EXERCISE GOAL: Search the records below for the word "color". Pull out each line that has it.

GIVEN DATA:
★ ★ ★ ★ ★ ★ ★
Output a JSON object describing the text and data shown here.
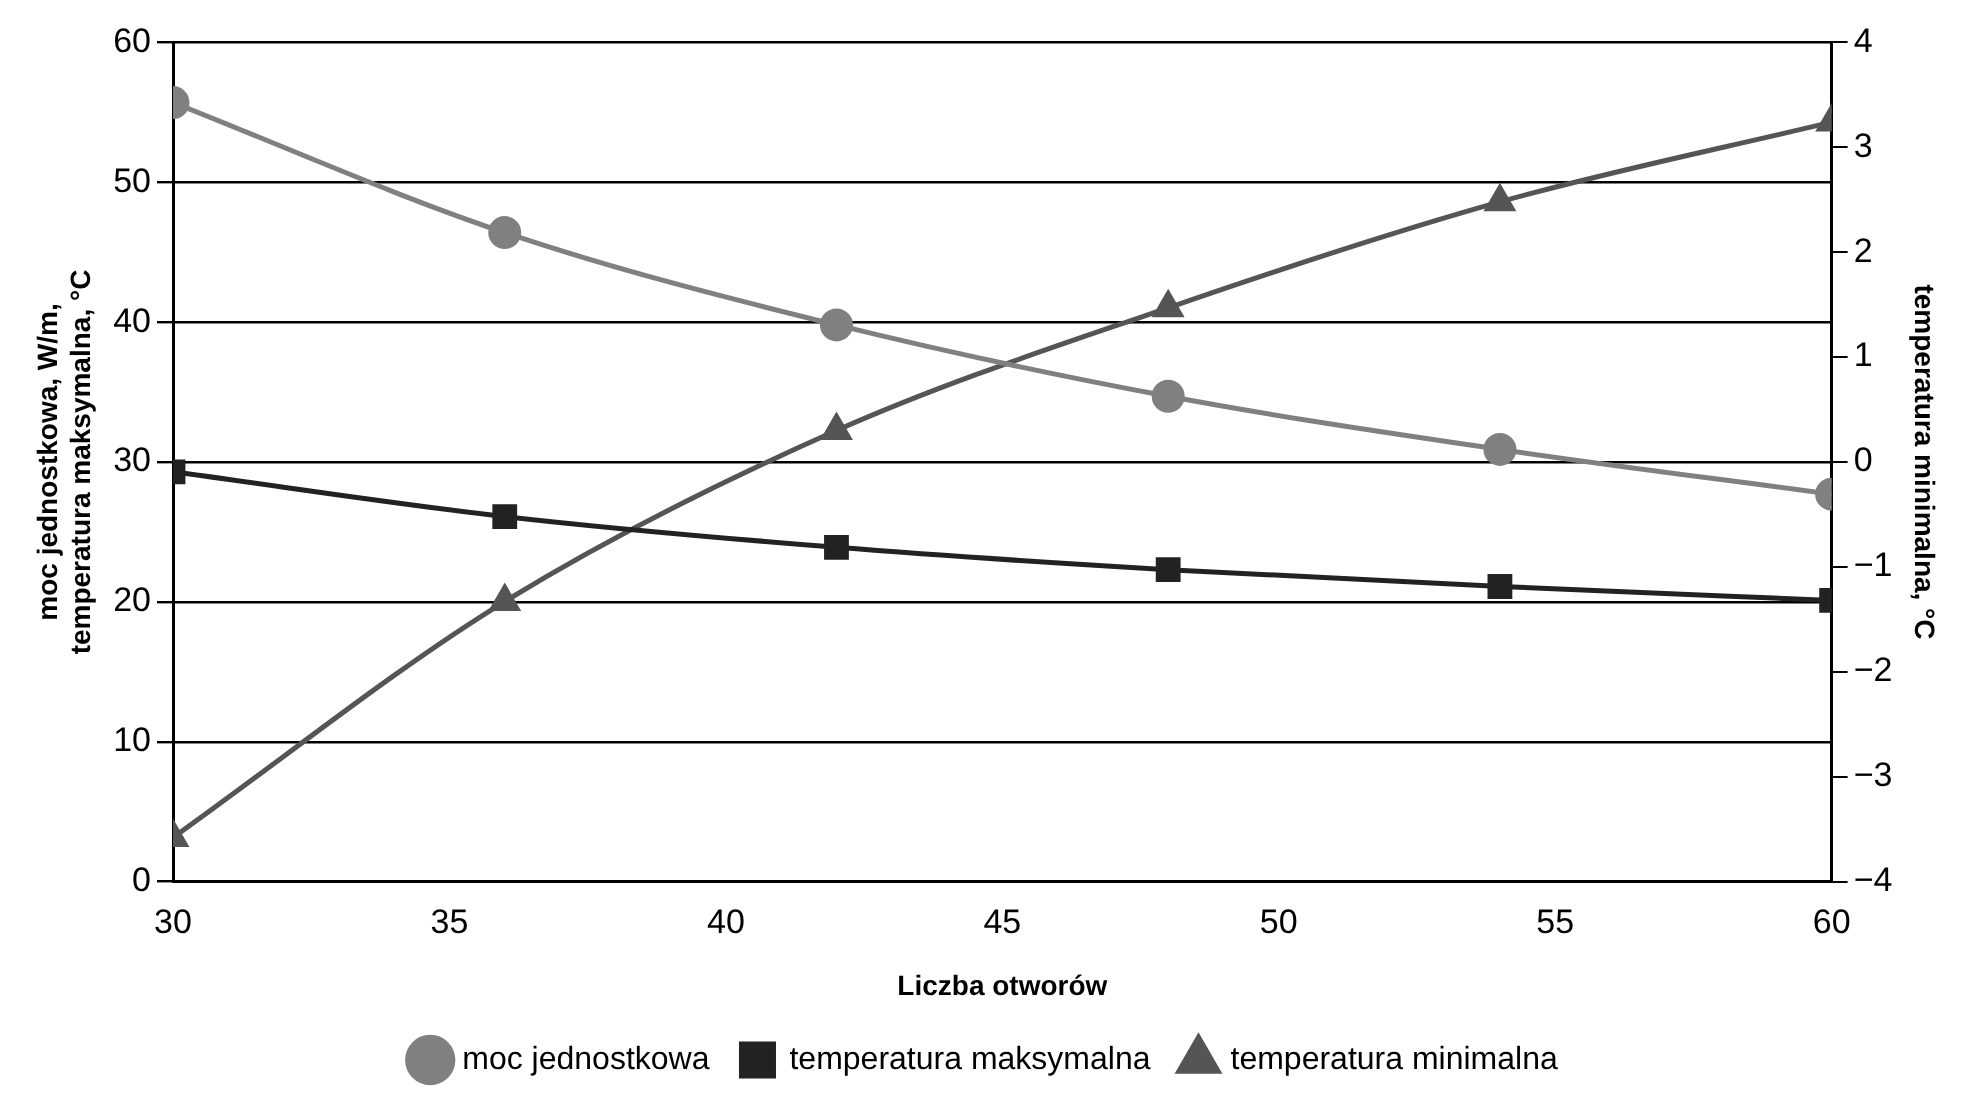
{
  "chart_data": {
    "type": "line",
    "xlabel": "Liczba otworów",
    "ylabel": "moc jednostkowa, W/m,\ntemperatura maksymalna, °C",
    "y2label": "temperatura minimalna, °C",
    "x": [
      30,
      36,
      42,
      48,
      54,
      60
    ],
    "xlim": [
      30,
      60
    ],
    "xticks": [
      30,
      35,
      40,
      45,
      50,
      55,
      60
    ],
    "ylim": [
      0,
      60
    ],
    "yticks": [
      0,
      10,
      20,
      30,
      40,
      50,
      60
    ],
    "y2lim": [
      -4,
      4
    ],
    "y2ticks": [
      -4,
      -3,
      -2,
      -1,
      0,
      1,
      2,
      3,
      4
    ],
    "grid": "y",
    "legend": "bottom",
    "line_style": "solid",
    "series": [
      {
        "name": "moc jednostkowa",
        "color": "#808080",
        "marker": "circle",
        "values": [
          55.7,
          46.4,
          39.8,
          34.7,
          30.9,
          27.7
        ]
      },
      {
        "name": "temperatura maksymalna",
        "color": "#222222",
        "marker": "square",
        "values": [
          29.3,
          26.1,
          23.9,
          22.3,
          21.1,
          20.1
        ]
      },
      {
        "name": "temperatura minimalna",
        "color": "#555555",
        "marker": "triangle",
        "axis": "y2",
        "values": [
          -3.58,
          -1.33,
          0.3,
          1.47,
          2.48,
          3.24
        ]
      }
    ]
  }
}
★ ★ ★ ★ ★ ★ ★
ANSWER TO THE EXERCISE:
        "color": "#808080",
        "color": "#222222",
        "color": "#555555",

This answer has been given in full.